_Box coordinate listings:_
^^^^^^^^^^^^^^^^

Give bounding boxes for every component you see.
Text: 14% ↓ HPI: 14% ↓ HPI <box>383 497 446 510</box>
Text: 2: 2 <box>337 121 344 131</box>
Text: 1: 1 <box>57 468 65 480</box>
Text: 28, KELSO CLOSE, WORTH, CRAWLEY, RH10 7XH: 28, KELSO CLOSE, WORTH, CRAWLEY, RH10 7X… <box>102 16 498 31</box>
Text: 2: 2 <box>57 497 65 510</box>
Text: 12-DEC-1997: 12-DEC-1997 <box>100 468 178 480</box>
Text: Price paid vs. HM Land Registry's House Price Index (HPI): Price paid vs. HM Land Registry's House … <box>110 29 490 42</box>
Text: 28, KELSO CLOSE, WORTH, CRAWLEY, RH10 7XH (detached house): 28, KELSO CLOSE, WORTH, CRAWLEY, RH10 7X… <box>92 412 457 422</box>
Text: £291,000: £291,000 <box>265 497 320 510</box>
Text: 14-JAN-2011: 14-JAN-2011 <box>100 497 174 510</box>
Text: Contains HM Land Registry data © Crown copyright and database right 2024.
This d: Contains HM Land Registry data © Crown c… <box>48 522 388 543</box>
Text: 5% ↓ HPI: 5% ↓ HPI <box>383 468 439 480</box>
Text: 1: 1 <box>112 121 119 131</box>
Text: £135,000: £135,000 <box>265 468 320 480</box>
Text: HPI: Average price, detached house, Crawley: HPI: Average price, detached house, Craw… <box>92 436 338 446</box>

^^^^^^^^^^^^^^^^

_Exercise prompt:_
Please copy out every line of the records above word for word, leaving nothing out and changing nothing.

_Problem solution:_
Give bounding boxes for every component you see.
Text: 14% ↓ HPI: 14% ↓ HPI <box>383 497 446 510</box>
Text: 2: 2 <box>337 121 344 131</box>
Text: 1: 1 <box>57 468 65 480</box>
Text: 28, KELSO CLOSE, WORTH, CRAWLEY, RH10 7XH: 28, KELSO CLOSE, WORTH, CRAWLEY, RH10 7X… <box>102 16 498 31</box>
Text: 2: 2 <box>57 497 65 510</box>
Text: 12-DEC-1997: 12-DEC-1997 <box>100 468 178 480</box>
Text: Price paid vs. HM Land Registry's House Price Index (HPI): Price paid vs. HM Land Registry's House … <box>110 29 490 42</box>
Text: 28, KELSO CLOSE, WORTH, CRAWLEY, RH10 7XH (detached house): 28, KELSO CLOSE, WORTH, CRAWLEY, RH10 7X… <box>92 412 457 422</box>
Text: £291,000: £291,000 <box>265 497 320 510</box>
Text: 14-JAN-2011: 14-JAN-2011 <box>100 497 174 510</box>
Text: Contains HM Land Registry data © Crown copyright and database right 2024.
This d: Contains HM Land Registry data © Crown c… <box>48 522 388 543</box>
Text: 5% ↓ HPI: 5% ↓ HPI <box>383 468 439 480</box>
Text: 1: 1 <box>112 121 119 131</box>
Text: £135,000: £135,000 <box>265 468 320 480</box>
Text: HPI: Average price, detached house, Crawley: HPI: Average price, detached house, Craw… <box>92 436 338 446</box>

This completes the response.